• Exercise
Filter the data for lines with the word "authors", then copy every line so identified.
— Begin —
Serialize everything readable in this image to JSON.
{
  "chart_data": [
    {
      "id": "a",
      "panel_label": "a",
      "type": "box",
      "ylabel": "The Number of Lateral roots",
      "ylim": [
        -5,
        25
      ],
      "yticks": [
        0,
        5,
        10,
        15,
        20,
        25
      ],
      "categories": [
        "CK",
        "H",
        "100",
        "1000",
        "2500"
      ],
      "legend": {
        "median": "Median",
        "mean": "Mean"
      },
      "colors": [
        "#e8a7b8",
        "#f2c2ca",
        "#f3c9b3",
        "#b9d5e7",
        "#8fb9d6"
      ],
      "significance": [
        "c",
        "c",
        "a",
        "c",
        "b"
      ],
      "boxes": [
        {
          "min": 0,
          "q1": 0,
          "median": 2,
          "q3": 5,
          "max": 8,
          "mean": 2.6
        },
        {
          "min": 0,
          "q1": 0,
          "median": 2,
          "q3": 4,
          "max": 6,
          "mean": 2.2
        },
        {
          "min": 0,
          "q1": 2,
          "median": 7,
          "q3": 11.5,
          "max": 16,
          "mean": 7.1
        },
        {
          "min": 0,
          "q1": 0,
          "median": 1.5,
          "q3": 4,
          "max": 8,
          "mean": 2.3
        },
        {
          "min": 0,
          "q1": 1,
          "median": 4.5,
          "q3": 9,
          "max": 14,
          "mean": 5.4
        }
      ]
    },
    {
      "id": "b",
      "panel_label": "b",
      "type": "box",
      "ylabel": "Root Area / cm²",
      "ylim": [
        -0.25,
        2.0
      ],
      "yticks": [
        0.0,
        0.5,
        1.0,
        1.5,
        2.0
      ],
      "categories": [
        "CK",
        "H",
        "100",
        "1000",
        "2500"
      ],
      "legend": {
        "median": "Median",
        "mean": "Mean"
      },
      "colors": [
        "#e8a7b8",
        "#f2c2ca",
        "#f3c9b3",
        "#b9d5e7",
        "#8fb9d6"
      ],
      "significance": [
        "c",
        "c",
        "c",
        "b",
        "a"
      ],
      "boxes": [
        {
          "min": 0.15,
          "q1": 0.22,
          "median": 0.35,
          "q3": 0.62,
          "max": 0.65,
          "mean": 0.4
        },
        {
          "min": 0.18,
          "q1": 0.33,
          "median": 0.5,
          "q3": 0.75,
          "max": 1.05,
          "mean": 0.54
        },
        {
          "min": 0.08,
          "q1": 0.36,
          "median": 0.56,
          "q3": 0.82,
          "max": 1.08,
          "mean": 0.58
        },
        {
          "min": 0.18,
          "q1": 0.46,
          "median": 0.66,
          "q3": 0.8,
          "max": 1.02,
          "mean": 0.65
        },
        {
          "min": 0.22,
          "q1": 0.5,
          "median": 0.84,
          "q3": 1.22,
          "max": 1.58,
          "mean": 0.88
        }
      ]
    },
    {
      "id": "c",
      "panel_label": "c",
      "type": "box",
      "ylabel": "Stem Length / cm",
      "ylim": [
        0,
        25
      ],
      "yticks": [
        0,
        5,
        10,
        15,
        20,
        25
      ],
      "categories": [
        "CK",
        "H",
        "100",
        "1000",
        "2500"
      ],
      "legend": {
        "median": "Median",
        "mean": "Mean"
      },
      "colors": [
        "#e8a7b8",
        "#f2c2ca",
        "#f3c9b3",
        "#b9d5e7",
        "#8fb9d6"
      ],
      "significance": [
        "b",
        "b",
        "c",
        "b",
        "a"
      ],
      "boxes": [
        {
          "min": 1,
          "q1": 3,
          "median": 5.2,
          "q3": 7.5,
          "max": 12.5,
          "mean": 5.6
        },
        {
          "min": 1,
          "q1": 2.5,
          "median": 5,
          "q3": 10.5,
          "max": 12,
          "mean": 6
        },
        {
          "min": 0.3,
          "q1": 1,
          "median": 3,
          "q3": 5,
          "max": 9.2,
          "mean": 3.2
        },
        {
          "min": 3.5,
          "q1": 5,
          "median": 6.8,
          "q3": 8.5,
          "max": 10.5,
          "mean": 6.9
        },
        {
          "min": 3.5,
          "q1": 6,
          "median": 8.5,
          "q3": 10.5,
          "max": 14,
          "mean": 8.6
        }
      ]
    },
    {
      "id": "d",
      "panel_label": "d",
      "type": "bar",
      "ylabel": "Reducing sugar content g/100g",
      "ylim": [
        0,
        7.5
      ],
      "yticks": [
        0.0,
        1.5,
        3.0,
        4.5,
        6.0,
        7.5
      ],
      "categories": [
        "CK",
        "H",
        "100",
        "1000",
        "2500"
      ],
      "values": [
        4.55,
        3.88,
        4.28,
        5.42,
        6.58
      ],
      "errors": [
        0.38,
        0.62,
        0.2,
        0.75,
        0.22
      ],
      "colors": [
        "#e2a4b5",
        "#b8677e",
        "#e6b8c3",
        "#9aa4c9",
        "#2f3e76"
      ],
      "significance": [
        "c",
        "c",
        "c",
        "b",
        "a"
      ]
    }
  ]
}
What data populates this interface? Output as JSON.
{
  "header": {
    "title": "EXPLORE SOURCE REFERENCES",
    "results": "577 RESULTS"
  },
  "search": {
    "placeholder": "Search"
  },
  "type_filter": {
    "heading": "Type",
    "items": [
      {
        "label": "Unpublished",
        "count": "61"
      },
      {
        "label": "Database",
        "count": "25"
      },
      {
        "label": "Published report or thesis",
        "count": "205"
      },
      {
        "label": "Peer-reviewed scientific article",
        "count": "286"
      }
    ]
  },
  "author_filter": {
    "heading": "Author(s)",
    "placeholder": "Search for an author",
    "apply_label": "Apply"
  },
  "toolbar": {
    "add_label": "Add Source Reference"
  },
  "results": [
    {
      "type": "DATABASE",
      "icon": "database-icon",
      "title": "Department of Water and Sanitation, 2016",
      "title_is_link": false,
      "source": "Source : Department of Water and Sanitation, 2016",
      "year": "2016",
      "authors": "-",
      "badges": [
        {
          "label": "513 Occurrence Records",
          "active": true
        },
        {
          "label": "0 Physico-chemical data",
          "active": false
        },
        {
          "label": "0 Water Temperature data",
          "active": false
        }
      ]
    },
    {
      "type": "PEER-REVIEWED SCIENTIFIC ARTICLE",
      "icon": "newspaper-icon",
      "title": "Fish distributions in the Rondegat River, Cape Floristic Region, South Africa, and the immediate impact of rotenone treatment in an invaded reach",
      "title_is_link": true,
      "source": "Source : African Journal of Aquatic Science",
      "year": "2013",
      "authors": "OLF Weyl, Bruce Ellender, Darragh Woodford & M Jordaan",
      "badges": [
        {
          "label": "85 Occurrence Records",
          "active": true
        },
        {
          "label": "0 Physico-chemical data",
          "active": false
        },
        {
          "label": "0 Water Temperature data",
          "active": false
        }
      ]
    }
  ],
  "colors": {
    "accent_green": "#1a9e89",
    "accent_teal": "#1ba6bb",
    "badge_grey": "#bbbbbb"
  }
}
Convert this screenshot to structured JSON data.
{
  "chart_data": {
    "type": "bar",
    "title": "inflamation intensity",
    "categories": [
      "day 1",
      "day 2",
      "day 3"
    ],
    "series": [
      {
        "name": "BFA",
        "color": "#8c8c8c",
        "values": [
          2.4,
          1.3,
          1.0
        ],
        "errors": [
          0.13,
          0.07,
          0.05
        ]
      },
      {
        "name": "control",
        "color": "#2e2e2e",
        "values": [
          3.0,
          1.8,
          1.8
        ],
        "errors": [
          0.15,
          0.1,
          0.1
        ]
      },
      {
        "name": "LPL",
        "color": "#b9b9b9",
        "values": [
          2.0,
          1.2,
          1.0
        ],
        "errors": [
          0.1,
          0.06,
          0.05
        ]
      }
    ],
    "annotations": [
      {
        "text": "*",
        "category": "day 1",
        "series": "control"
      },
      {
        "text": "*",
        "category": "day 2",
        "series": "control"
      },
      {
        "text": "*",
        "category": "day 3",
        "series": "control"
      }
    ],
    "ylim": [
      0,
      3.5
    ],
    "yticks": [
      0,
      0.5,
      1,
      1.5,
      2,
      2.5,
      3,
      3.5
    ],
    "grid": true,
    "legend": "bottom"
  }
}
— End —
• Exercise output
      "authors": "-",
      "authors": "OLF Weyl, Bruce Ellender, Darragh Woodford & M Jordaan",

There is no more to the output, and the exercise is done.